> **EXERCISE OBJECTIVE**:
Identify and copy all lines of the material where the string "init" is found.

> **RECORDS PROVIDED**:

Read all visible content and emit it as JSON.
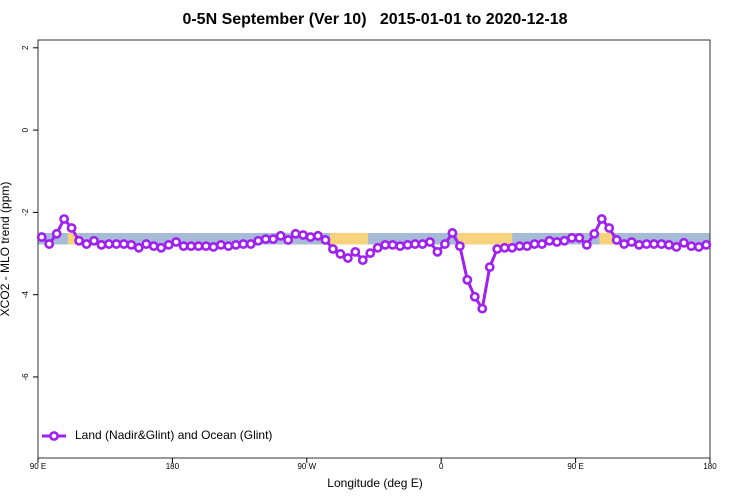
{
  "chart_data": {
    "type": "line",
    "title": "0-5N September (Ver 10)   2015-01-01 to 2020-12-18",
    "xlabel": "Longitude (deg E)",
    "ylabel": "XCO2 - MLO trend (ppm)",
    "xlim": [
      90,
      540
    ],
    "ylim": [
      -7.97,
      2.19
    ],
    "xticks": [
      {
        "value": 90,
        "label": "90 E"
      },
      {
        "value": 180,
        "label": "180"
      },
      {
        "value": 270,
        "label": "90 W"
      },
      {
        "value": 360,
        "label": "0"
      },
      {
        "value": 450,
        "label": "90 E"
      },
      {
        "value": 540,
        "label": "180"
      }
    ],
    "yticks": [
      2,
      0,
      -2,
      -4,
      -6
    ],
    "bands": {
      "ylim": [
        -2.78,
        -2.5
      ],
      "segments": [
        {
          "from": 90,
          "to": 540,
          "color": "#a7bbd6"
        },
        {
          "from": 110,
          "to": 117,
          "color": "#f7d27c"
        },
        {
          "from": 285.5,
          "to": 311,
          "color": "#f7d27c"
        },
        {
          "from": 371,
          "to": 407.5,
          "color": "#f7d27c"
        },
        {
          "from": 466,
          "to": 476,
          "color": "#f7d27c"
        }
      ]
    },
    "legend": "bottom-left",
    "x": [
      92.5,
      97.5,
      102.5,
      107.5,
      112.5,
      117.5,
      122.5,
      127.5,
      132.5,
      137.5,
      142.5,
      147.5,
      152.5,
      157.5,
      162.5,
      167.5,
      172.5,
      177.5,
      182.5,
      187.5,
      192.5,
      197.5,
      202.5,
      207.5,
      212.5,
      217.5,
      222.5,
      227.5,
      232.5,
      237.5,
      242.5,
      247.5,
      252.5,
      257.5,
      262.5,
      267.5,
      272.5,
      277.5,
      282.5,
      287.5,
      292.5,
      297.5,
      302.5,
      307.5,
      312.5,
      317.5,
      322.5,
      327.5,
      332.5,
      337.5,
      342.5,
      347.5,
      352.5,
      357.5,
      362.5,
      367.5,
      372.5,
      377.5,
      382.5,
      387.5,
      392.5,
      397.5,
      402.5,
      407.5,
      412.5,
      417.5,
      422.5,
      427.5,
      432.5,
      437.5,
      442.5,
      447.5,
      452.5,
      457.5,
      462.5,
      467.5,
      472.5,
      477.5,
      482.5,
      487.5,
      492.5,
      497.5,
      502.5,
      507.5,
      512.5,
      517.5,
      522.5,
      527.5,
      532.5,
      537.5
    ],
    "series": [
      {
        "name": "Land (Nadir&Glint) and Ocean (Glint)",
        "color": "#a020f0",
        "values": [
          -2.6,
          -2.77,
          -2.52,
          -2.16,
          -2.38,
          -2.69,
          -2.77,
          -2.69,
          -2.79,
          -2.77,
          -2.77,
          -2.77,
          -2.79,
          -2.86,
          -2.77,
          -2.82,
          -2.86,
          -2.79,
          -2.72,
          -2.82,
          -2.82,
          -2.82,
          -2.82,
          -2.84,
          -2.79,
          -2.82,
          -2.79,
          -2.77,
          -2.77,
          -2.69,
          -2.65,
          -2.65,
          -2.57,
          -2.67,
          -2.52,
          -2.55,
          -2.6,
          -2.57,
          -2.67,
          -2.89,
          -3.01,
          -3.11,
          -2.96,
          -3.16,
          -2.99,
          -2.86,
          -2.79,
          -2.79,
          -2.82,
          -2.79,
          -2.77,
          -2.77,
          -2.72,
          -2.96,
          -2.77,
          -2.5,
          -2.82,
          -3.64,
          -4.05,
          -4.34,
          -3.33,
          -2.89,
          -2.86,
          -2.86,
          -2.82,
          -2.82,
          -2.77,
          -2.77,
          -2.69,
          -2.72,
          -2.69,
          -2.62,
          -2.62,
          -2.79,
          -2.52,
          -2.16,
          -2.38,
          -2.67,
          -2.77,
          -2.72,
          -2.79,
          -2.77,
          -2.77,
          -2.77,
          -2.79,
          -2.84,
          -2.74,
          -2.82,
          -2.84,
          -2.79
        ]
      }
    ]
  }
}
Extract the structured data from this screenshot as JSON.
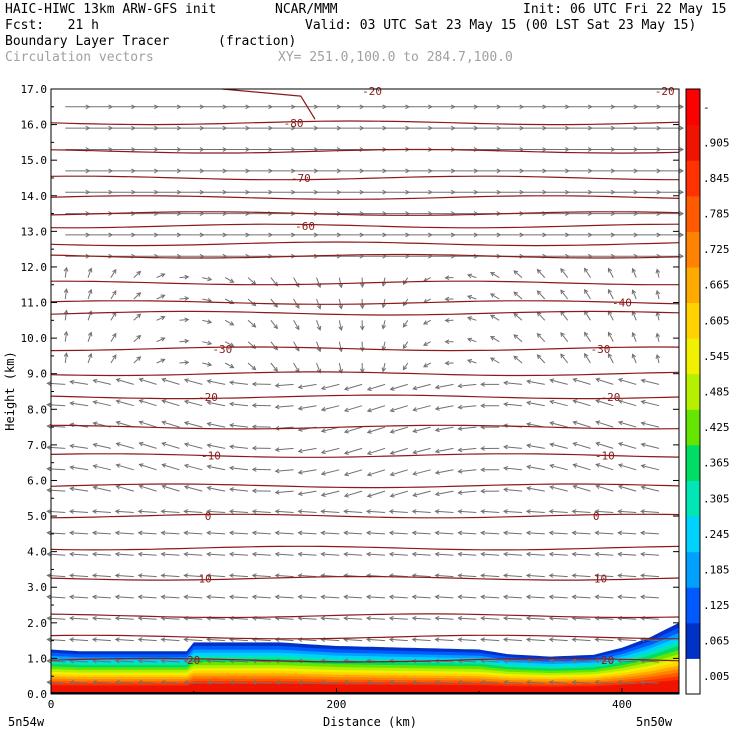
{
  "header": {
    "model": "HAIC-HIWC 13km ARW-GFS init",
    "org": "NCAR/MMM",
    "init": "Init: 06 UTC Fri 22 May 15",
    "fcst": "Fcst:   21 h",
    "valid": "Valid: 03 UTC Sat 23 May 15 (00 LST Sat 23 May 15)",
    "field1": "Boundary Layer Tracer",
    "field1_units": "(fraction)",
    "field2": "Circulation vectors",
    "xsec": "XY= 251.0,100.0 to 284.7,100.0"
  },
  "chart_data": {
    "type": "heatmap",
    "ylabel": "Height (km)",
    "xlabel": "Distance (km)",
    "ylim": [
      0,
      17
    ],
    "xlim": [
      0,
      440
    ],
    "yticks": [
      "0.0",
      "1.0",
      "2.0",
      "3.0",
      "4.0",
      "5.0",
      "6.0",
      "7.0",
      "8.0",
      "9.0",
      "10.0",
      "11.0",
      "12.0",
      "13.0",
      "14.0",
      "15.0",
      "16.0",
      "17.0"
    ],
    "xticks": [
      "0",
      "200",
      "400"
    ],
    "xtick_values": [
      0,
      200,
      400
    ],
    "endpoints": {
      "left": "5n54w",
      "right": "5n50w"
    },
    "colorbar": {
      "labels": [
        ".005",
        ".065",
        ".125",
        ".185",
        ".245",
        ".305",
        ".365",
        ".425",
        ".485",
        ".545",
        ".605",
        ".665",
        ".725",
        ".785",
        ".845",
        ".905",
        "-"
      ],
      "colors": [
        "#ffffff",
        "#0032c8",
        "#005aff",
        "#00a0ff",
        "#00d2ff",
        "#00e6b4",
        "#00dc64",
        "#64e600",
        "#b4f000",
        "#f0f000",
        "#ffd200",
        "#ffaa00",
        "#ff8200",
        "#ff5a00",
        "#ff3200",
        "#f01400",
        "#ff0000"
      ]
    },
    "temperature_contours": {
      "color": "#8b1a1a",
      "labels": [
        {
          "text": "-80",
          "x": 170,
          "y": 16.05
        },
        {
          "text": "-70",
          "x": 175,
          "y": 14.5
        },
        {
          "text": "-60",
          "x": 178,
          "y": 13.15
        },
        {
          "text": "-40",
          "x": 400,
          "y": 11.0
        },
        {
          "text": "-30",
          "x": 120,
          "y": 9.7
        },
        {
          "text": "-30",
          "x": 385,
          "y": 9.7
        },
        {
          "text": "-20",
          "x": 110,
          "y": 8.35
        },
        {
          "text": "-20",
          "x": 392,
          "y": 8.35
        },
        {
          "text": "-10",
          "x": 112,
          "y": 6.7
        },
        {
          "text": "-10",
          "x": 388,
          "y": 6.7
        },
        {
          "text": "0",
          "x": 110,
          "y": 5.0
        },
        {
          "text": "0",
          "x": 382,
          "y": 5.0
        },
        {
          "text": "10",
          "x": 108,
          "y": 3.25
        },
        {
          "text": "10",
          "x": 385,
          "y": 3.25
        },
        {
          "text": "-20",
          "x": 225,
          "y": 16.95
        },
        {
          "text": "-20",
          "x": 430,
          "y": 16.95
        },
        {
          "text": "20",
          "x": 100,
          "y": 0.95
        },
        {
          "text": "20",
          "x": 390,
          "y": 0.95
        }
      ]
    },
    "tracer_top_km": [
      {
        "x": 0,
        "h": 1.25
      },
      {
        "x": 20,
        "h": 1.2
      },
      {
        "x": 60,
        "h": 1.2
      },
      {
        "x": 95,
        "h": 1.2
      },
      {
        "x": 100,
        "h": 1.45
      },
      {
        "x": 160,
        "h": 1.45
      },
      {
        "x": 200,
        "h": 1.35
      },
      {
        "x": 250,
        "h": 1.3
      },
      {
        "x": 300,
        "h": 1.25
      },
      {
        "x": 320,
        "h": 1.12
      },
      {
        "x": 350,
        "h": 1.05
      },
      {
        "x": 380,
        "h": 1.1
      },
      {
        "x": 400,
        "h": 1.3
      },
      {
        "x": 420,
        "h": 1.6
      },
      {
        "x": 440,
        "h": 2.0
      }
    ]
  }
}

> **TASK ANSWER**:
    "model": "HAIC-HIWC 13km ARW-GFS init",
    "init": "Init: 06 UTC Fri 22 May 15",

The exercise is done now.